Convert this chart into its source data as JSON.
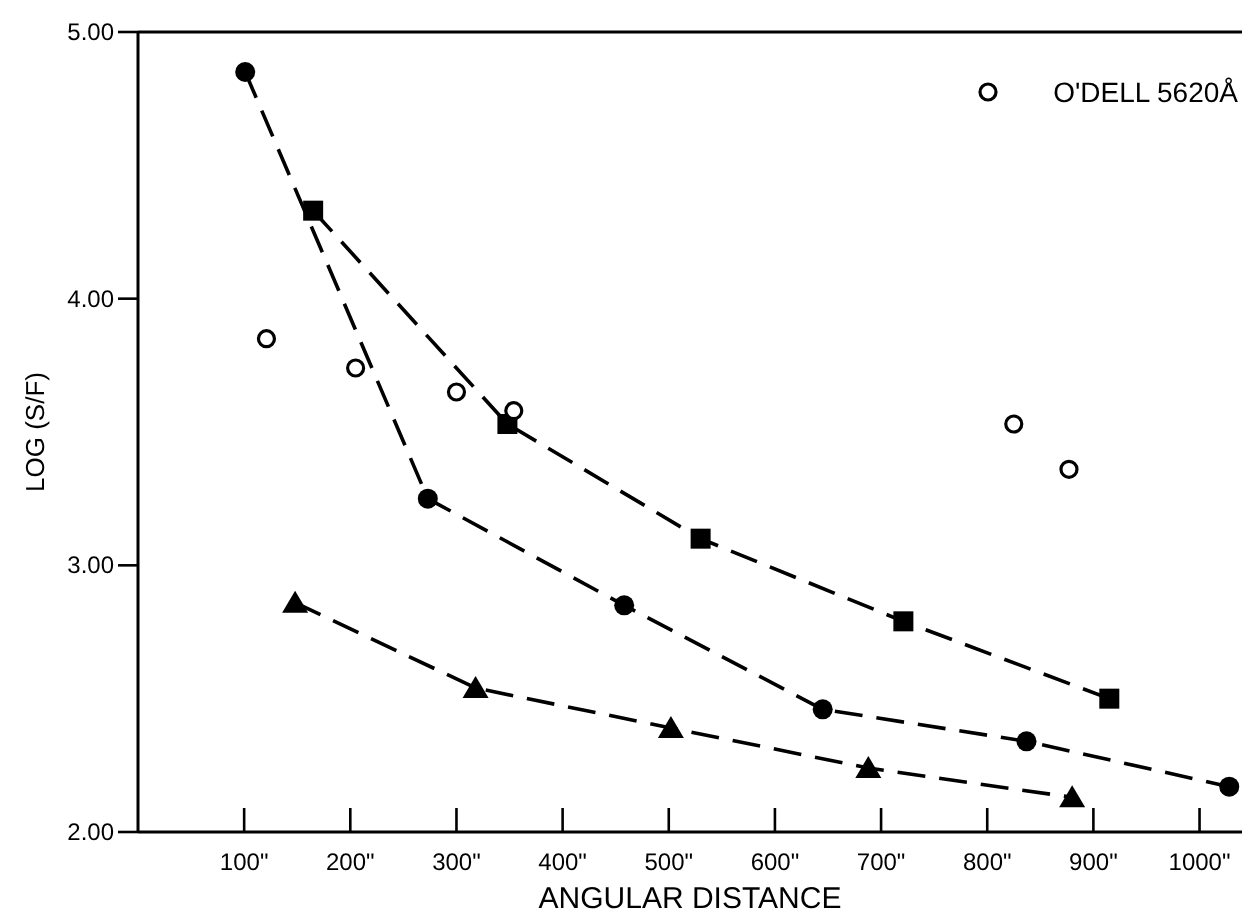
{
  "chart_data": {
    "type": "line",
    "xlabel": "ANGULAR DISTANCE",
    "ylabel": "LOG (S/F)",
    "xlim": [
      0,
      1040
    ],
    "ylim": [
      2,
      5
    ],
    "xticks": [
      {
        "value": 100,
        "label": "100\""
      },
      {
        "value": 200,
        "label": "200\""
      },
      {
        "value": 300,
        "label": "300\""
      },
      {
        "value": 400,
        "label": "400\""
      },
      {
        "value": 500,
        "label": "500\""
      },
      {
        "value": 600,
        "label": "600\""
      },
      {
        "value": 700,
        "label": "700\""
      },
      {
        "value": 800,
        "label": "800\""
      },
      {
        "value": 900,
        "label": "900\""
      },
      {
        "value": 1000,
        "label": "1000\""
      }
    ],
    "yticks": [
      {
        "value": 2,
        "label": "2.00"
      },
      {
        "value": 3,
        "label": "3.00"
      },
      {
        "value": 4,
        "label": "4.00"
      },
      {
        "value": 5,
        "label": "5.00"
      }
    ],
    "grid": false,
    "legend": "top right",
    "line_style": "dashed",
    "series": [
      {
        "color": "#000000",
        "marker": "circle",
        "x": [
          101,
          273,
          458,
          645,
          837,
          1028
        ],
        "values": [
          4.85,
          3.25,
          2.85,
          2.46,
          2.34,
          2.17
        ]
      },
      {
        "color": "#000000",
        "marker": "square",
        "x": [
          165,
          348,
          530,
          721,
          915
        ],
        "values": [
          4.33,
          3.53,
          3.1,
          2.79,
          2.5
        ]
      },
      {
        "color": "#000000",
        "marker": "triangle",
        "x": [
          148,
          318,
          502,
          688,
          880
        ],
        "values": [
          2.86,
          2.54,
          2.39,
          2.24,
          2.13
        ]
      },
      {
        "type": "scatter",
        "name": "O'DELL 5620Å",
        "color": "#000000",
        "marker": "circle",
        "x": [
          121,
          205,
          300,
          354,
          825,
          877
        ],
        "values": [
          3.85,
          3.74,
          3.65,
          3.58,
          3.53,
          3.36
        ]
      }
    ]
  }
}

#### WHAT THIS TASK INVOLVES
Nothing in the entries above should change when they are printed again, except that the pictures are dropped.

#### RESULT BELOW
Convert this chart into its source data as JSON.
{
  "chart_data": {
    "type": "line",
    "xlabel": "ANGULAR DISTANCE",
    "ylabel": "LOG (S/F)",
    "xlim": [
      0,
      1040
    ],
    "ylim": [
      2,
      5
    ],
    "xticks": [
      {
        "value": 100,
        "label": "100\""
      },
      {
        "value": 200,
        "label": "200\""
      },
      {
        "value": 300,
        "label": "300\""
      },
      {
        "value": 400,
        "label": "400\""
      },
      {
        "value": 500,
        "label": "500\""
      },
      {
        "value": 600,
        "label": "600\""
      },
      {
        "value": 700,
        "label": "700\""
      },
      {
        "value": 800,
        "label": "800\""
      },
      {
        "value": 900,
        "label": "900\""
      },
      {
        "value": 1000,
        "label": "1000\""
      }
    ],
    "yticks": [
      {
        "value": 2,
        "label": "2.00"
      },
      {
        "value": 3,
        "label": "3.00"
      },
      {
        "value": 4,
        "label": "4.00"
      },
      {
        "value": 5,
        "label": "5.00"
      }
    ],
    "grid": false,
    "legend": "top right",
    "line_style": "dashed",
    "series": [
      {
        "color": "#000000",
        "marker": "circle",
        "x": [
          101,
          273,
          458,
          645,
          837,
          1028
        ],
        "values": [
          4.85,
          3.25,
          2.85,
          2.46,
          2.34,
          2.17
        ]
      },
      {
        "color": "#000000",
        "marker": "square",
        "x": [
          165,
          348,
          530,
          721,
          915
        ],
        "values": [
          4.33,
          3.53,
          3.1,
          2.79,
          2.5
        ]
      },
      {
        "color": "#000000",
        "marker": "triangle",
        "x": [
          148,
          318,
          502,
          688,
          880
        ],
        "values": [
          2.86,
          2.54,
          2.39,
          2.24,
          2.13
        ]
      },
      {
        "type": "scatter",
        "name": "O'DELL 5620Å",
        "color": "#000000",
        "marker": "circle",
        "x": [
          121,
          205,
          300,
          354,
          825,
          877
        ],
        "values": [
          3.85,
          3.74,
          3.65,
          3.58,
          3.53,
          3.36
        ]
      }
    ]
  }
}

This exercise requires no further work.